**THE EXERCISE:** Reproduce all the entries precisely.

+++ TASK INPUTS +++

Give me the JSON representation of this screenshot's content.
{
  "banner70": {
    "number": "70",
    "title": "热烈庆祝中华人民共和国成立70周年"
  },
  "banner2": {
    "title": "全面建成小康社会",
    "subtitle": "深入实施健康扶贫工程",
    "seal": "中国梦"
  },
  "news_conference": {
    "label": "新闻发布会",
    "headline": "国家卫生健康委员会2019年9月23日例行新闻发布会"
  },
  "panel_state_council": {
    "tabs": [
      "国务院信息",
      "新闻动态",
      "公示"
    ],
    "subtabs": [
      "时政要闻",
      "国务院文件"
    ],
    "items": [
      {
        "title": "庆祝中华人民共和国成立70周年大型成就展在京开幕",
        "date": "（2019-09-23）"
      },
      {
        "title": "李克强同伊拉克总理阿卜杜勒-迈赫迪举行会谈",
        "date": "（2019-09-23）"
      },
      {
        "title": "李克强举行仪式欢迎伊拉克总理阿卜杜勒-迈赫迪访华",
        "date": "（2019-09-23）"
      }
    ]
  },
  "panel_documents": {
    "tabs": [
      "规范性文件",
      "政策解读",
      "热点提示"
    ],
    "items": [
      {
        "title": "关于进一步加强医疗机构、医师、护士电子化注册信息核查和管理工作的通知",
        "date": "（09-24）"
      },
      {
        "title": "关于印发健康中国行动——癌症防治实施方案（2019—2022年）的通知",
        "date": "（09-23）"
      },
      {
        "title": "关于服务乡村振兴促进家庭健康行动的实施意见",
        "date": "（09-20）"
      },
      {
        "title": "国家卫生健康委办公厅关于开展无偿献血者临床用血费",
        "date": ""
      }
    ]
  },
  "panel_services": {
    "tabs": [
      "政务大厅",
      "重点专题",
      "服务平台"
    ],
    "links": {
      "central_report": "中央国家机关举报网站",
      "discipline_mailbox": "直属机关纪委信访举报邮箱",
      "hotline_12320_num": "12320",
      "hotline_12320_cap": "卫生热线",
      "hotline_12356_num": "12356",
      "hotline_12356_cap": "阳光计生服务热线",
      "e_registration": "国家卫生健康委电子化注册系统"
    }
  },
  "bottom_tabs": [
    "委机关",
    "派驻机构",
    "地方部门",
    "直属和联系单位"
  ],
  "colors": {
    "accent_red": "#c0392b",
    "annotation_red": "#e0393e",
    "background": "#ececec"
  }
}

+++

**RESULT:**
Give me the JSON representation of this screenshot's content.
{
  "banner70": {
    "number": "70",
    "title": "热烈庆祝中华人民共和国成立70周年"
  },
  "banner2": {
    "title": "全面建成小康社会",
    "subtitle": "深入实施健康扶贫工程",
    "seal": "中国梦"
  },
  "news_conference": {
    "label": "新闻发布会",
    "headline": "国家卫生健康委员会2019年9月23日例行新闻发布会"
  },
  "panel_state_council": {
    "tabs": [
      "国务院信息",
      "新闻动态",
      "公示"
    ],
    "subtabs": [
      "时政要闻",
      "国务院文件"
    ],
    "items": [
      {
        "title": "庆祝中华人民共和国成立70周年大型成就展在京开幕",
        "date": "（2019-09-23）"
      },
      {
        "title": "李克强同伊拉克总理阿卜杜勒-迈赫迪举行会谈",
        "date": "（2019-09-23）"
      },
      {
        "title": "李克强举行仪式欢迎伊拉克总理阿卜杜勒-迈赫迪访华",
        "date": "（2019-09-23）"
      }
    ]
  },
  "panel_documents": {
    "tabs": [
      "规范性文件",
      "政策解读",
      "热点提示"
    ],
    "items": [
      {
        "title": "关于进一步加强医疗机构、医师、护士电子化注册信息核查和管理工作的通知",
        "date": "（09-24）"
      },
      {
        "title": "关于印发健康中国行动——癌症防治实施方案（2019—2022年）的通知",
        "date": "（09-23）"
      },
      {
        "title": "关于服务乡村振兴促进家庭健康行动的实施意见",
        "date": "（09-20）"
      },
      {
        "title": "国家卫生健康委办公厅关于开展无偿献血者临床用血费",
        "date": ""
      }
    ]
  },
  "panel_services": {
    "tabs": [
      "政务大厅",
      "重点专题",
      "服务平台"
    ],
    "links": {
      "central_report": "中央国家机关举报网站",
      "discipline_mailbox": "直属机关纪委信访举报邮箱",
      "hotline_12320_num": "12320",
      "hotline_12320_cap": "卫生热线",
      "hotline_12356_num": "12356",
      "hotline_12356_cap": "阳光计生服务热线",
      "e_registration": "国家卫生健康委电子化注册系统"
    }
  },
  "bottom_tabs": [
    "委机关",
    "派驻机构",
    "地方部门",
    "直属和联系单位"
  ],
  "colors": {
    "accent_red": "#c0392b",
    "annotation_red": "#e0393e",
    "background": "#ececec"
  }
}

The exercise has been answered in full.